___ Provided information ___

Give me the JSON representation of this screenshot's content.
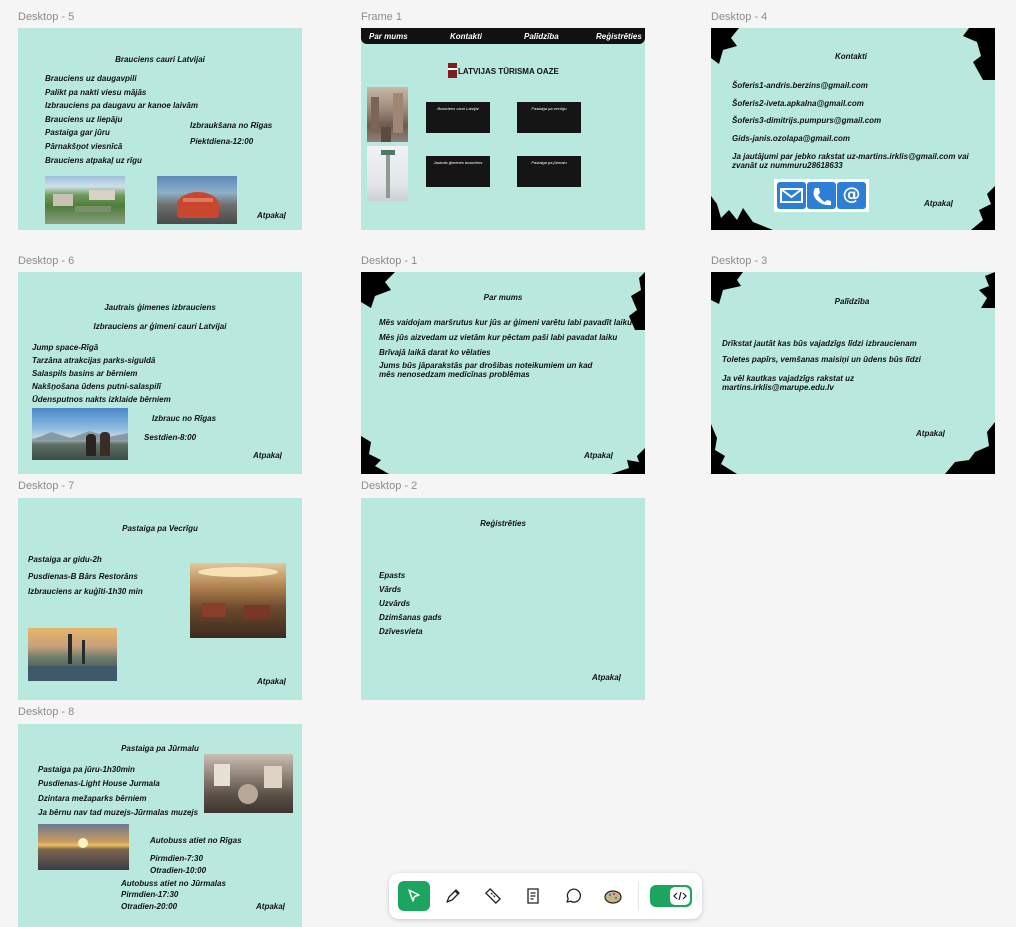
{
  "frames": {
    "desktop5": {
      "label": "Desktop - 5",
      "title": "Brauciens cauri Latvijai",
      "items": [
        "Brauciens uz daugavpili",
        "Palikt pa nakti viesu mājās",
        "Izbrauciens pa daugavu ar kanoe laivām",
        "Brauciens uz liepāju",
        "Pastaiga gar jūru",
        "Pārnakšņot viesnīcā",
        "Brauciens atpakaļ uz rīgu"
      ],
      "departure": "Izbraukšana no Rīgas",
      "time": "Piektdiena-12:00",
      "back": "Atpakaļ"
    },
    "frame1": {
      "label": "Frame 1",
      "nav": [
        "Par mums",
        "Kontakti",
        "Palīdzība",
        "Reģistrēties"
      ],
      "logo": "LATVIJAS TŪRISMA OAZE",
      "buttons": [
        "Brauciens cauri Latvijai",
        "Pastaiga pa vecrīgu",
        "Jautrais ģimenes brauciens",
        "Pastaiga pa jūrmalu"
      ]
    },
    "desktop4": {
      "label": "Desktop - 4",
      "title": "Kontakti",
      "items": [
        "Šoferis1-andris.berzins@gmail.com",
        "Šoferis2-iveta.apkalna@gmail.com",
        "Šoferis3-dimitrijs.pumpurs@gmail.com",
        "Gids-janis.ozolapa@gmail.com"
      ],
      "note": "Ja jautājumi par jebko rakstat uz-martins.irklis@gmail.com vai zvanāt uz nummuru28618633",
      "back": "Atpakaļ"
    },
    "desktop6": {
      "label": "Desktop - 6",
      "title": "Jautrais ģimenes izbrauciens",
      "subtitle": "Izbrauciens ar ģimeni cauri Latvijai",
      "items": [
        "Jump space-Rīgā",
        "Tarzāna atrakcijas parks-siguldā",
        "Salaspils basins ar bērniem",
        "Nakšņošana ūdens putni-salaspilī",
        "Ūdensputnos nakts izklaide bērniem"
      ],
      "departure": "Izbrauc no Rīgas",
      "time": "Sestdien-8:00",
      "back": "Atpakaļ"
    },
    "desktop1": {
      "label": "Desktop - 1",
      "title": "Par mums",
      "items": [
        "Mēs vaidojam maršrutus kur jūs ar ģimeni varētu labi pavadīt laiku",
        "Mēs jūs aizvedam uz vietām kur pēctam paši labi pavadat laiku",
        "Brīvajā laikā darat ko vēlaties",
        "Jums būs jāparakstās par drošibas noteikumiem un kad mēs nenosedzam medicīnas problēmas"
      ],
      "back": "Atpakaļ"
    },
    "desktop3": {
      "label": "Desktop - 3",
      "title": "Palīdzība",
      "items": [
        "Drīkstat jautāt kas būs vajadzīgs līdzi izbraucienam",
        "Toletes papīrs, vemšanas maisiņi un ūdens būs līdzi",
        "Ja vēl kautkas vajadzīgs rakstat uz martins.irklis@marupe.edu.lv"
      ],
      "back": "Atpakaļ"
    },
    "desktop7": {
      "label": "Desktop - 7",
      "title": "Pastaiga pa Vecrīgu",
      "items": [
        "Pastaiga ar gidu-2h",
        "Pusdienas-B Bārs Restorāns",
        "Izbrauciens ar kuģīti-1h30 min"
      ],
      "back": "Atpakaļ"
    },
    "desktop2": {
      "label": "Desktop - 2",
      "title": "Reģistrēties",
      "items": [
        "Epasts",
        "Vārds",
        "Uzvārds",
        "Dzimšanas gads",
        "Dzīvesvieta"
      ],
      "back": "Atpakaļ"
    },
    "desktop8": {
      "label": "Desktop - 8",
      "title": "Pastaiga pa Jūrmalu",
      "items": [
        "Pastaiga pa jūru-1h30min",
        "Pusdienas-Light House Jurmala",
        "Dzintara mežaparks bērniem",
        "Ja bērnu nav tad muzejs-Jūrmalas muzejs"
      ],
      "bus1": "Autobuss atiet no Rīgas",
      "bus1_t1": "Pirmdien-7:30",
      "bus1_t2": "Otradien-10:00",
      "bus2": "Autobuss atiet no Jūrmalas",
      "bus2_t1": "Pirmdien-17:30",
      "bus2_t2": "Otradien-20:00",
      "back": "Atpakaļ"
    }
  },
  "toolbar": {
    "tools": [
      "move-icon",
      "pen-icon",
      "ruler-icon",
      "text-annotation-icon",
      "comment-icon",
      "plugin-icon"
    ],
    "active": "move-icon",
    "dev_mode": "code-icon",
    "accent": "#1ba55e"
  },
  "colors": {
    "frame_bg": "#b8e8de",
    "canvas_bg": "#f5f5f5",
    "dark": "#111111"
  }
}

___

### The exercise:
Tally the lines in this data that hold the word "rakstat" and state only the count.

### Full answer:
2